> _The problem_: Go through the listing and return every line with "disable" in it.

* START Supplied records *

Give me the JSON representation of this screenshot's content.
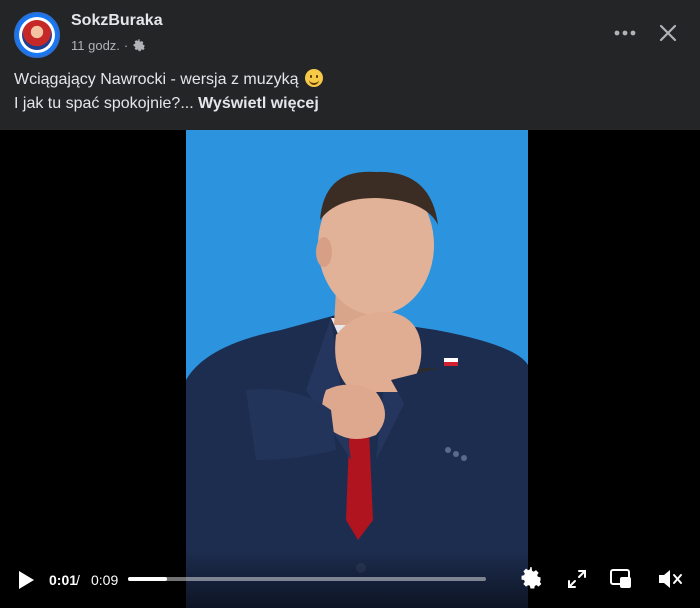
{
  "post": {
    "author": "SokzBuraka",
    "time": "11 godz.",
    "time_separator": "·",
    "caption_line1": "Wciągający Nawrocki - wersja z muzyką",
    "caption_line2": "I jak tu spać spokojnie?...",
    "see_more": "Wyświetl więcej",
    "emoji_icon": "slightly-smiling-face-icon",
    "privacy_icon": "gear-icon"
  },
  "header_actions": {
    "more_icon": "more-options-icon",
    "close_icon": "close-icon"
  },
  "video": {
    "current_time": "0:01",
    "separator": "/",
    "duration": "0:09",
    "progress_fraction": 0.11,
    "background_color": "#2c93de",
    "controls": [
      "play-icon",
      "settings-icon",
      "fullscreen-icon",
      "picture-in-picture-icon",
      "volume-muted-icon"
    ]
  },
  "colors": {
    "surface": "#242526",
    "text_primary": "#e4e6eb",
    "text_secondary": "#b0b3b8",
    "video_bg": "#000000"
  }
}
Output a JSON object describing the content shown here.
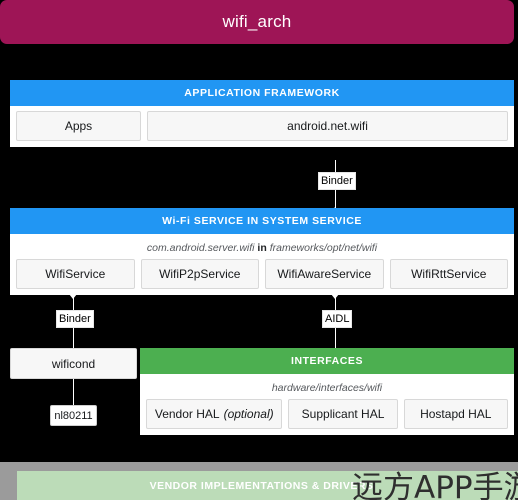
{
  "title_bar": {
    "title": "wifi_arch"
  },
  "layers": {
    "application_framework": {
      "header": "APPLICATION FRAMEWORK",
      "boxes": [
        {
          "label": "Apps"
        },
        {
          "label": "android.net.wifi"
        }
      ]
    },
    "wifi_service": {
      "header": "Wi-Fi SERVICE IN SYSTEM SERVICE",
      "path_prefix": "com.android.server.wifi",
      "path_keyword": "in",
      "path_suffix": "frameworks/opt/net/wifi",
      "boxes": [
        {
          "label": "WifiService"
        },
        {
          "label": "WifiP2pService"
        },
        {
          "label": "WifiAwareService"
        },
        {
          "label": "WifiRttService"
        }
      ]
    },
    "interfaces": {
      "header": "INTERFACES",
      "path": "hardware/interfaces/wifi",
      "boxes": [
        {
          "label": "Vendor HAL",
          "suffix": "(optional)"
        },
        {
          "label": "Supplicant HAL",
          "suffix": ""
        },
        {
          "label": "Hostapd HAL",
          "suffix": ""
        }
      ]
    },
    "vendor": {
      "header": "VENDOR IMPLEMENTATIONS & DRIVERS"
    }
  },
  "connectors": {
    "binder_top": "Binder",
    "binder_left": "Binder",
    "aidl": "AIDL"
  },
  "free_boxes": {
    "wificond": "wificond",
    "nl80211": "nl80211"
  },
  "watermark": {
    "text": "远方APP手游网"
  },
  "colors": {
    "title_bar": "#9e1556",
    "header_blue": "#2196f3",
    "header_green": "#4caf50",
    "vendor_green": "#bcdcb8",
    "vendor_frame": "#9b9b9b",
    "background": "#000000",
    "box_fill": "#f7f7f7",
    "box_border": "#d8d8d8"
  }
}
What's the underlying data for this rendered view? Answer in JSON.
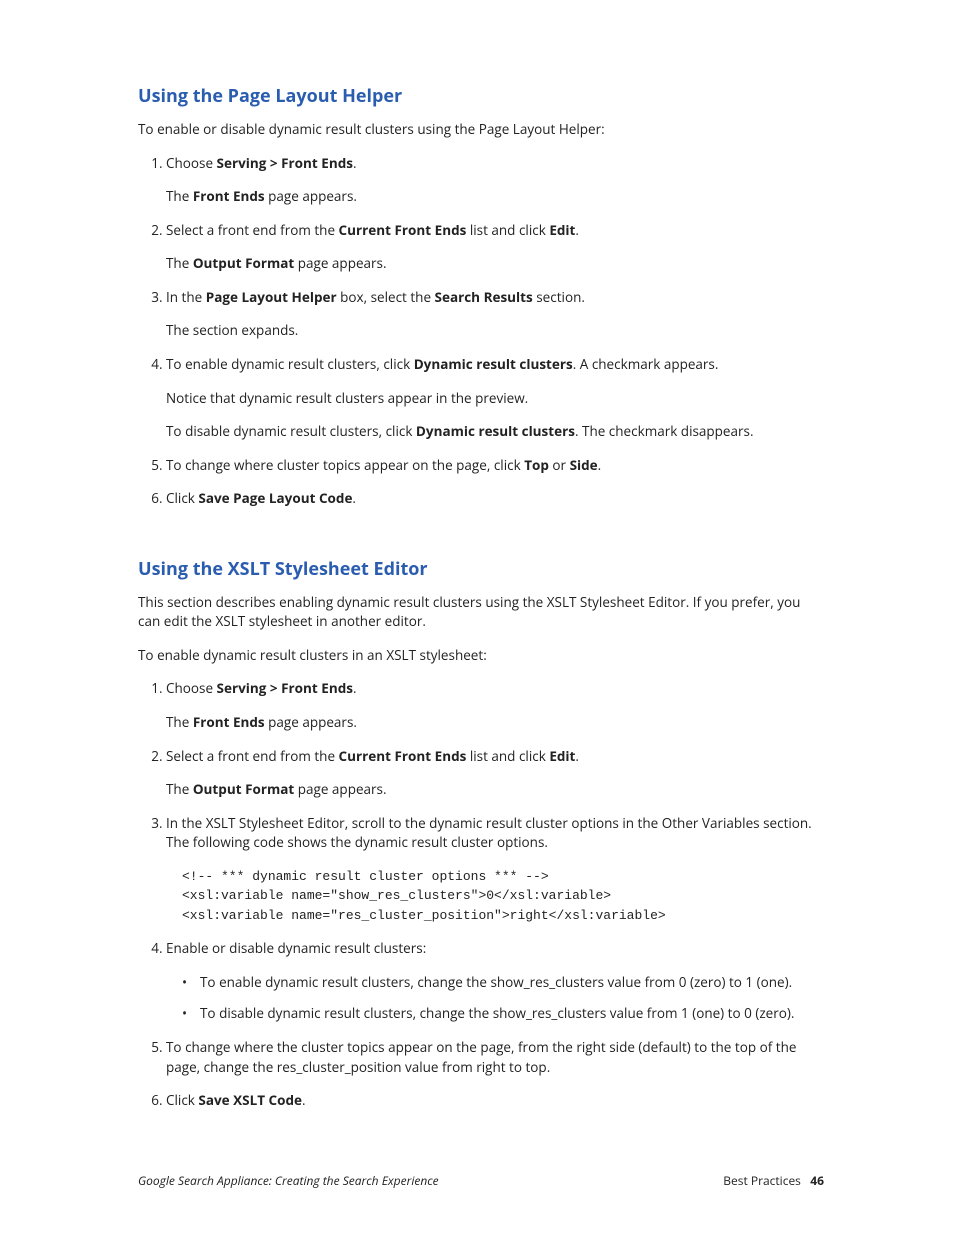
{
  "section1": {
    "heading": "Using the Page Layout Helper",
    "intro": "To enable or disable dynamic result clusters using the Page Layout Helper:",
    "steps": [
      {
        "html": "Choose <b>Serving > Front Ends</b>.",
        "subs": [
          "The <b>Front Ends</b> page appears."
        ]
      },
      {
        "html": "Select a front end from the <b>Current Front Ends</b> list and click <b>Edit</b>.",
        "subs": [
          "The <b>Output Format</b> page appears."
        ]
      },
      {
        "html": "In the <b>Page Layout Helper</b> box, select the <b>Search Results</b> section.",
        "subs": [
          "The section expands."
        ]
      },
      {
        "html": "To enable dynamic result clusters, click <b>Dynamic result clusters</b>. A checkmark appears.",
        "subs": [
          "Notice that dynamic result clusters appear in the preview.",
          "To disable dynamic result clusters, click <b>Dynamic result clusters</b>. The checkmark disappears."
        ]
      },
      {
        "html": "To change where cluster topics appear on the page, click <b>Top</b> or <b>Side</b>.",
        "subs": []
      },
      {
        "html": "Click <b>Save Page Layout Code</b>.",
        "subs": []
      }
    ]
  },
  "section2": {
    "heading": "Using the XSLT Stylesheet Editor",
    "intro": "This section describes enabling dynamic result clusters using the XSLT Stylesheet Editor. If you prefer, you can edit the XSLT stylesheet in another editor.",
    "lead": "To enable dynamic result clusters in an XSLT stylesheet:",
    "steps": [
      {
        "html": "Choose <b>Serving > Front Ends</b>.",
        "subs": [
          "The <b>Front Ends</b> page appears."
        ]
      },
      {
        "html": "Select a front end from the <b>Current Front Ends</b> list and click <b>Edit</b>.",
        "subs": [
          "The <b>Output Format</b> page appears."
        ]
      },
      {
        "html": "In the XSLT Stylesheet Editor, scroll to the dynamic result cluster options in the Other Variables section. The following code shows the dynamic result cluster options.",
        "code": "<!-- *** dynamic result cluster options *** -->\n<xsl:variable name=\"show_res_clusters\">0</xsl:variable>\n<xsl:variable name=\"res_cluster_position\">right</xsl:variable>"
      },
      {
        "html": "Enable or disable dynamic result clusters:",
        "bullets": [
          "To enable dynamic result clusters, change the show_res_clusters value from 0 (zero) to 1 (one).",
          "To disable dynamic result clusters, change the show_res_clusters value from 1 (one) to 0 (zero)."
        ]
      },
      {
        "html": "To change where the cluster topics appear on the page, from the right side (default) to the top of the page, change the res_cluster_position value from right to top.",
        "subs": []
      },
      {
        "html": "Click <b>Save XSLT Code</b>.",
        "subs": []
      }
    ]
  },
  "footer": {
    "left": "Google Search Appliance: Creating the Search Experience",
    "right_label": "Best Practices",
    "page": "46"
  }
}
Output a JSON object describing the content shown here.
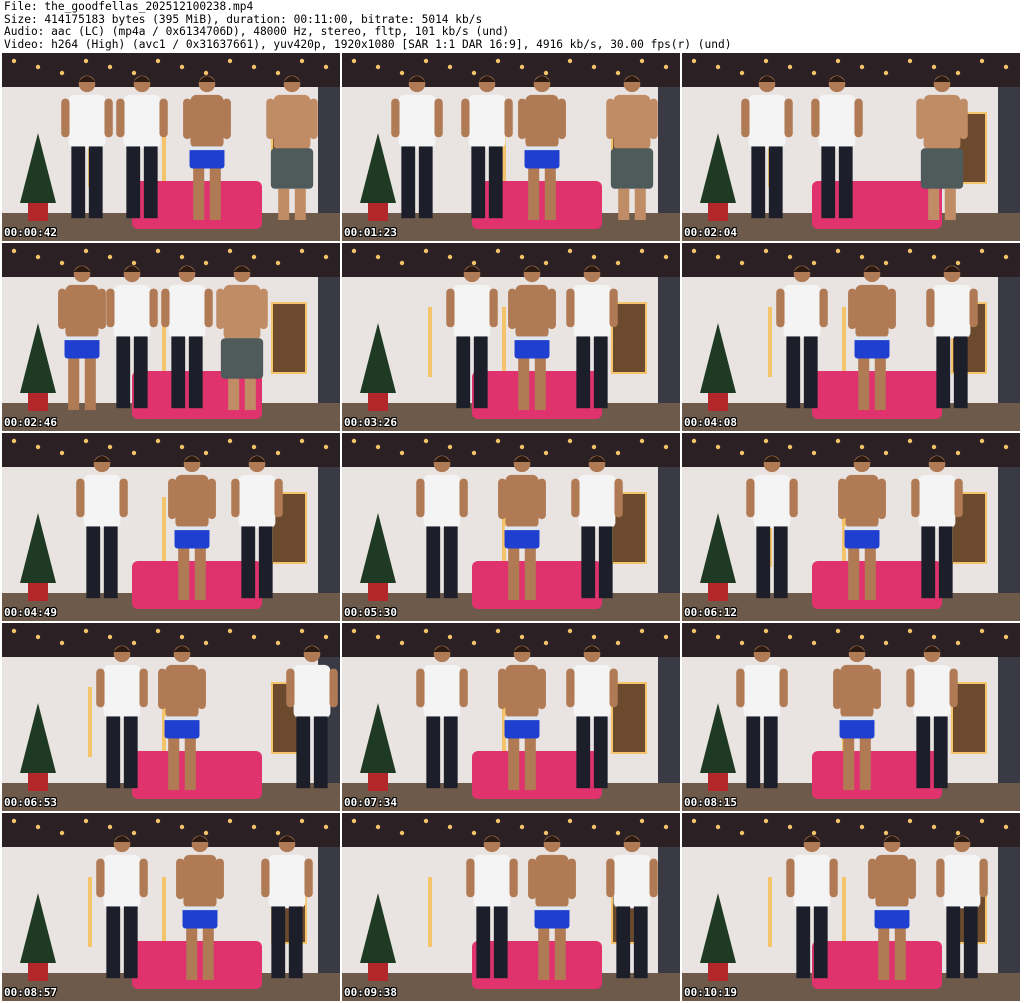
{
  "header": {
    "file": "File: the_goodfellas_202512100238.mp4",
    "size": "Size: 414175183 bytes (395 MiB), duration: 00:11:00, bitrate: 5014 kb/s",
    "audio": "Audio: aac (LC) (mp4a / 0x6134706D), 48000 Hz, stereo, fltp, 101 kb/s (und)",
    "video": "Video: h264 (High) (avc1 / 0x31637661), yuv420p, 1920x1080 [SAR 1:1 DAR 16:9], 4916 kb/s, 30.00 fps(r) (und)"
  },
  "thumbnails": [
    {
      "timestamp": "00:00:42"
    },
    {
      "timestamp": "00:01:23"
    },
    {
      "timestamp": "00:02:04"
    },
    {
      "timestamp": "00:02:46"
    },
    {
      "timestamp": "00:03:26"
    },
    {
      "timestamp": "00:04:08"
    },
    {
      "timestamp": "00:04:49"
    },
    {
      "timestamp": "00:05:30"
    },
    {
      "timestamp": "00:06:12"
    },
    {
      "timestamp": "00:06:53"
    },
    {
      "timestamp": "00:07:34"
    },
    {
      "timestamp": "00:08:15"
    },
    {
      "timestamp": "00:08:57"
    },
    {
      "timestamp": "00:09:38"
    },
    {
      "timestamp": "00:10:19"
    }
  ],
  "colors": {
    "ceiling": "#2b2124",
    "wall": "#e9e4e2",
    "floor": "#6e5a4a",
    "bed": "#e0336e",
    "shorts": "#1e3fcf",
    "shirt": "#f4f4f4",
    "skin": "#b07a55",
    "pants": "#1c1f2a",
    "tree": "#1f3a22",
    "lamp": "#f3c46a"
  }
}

* END Supplied records *

> _Answer for this exercise_:
    "intro": "To enable or disable dynamic result clusters using the Page Layout Helper:",
          "To disable dynamic result clusters, click <b>Dynamic result clusters</b>. The checkmark disappears."
        "html": "Enable or disable dynamic result clusters:",
          "To disable dynamic result clusters, change the show_res_clusters value from 1 (one) to 0 (zero)."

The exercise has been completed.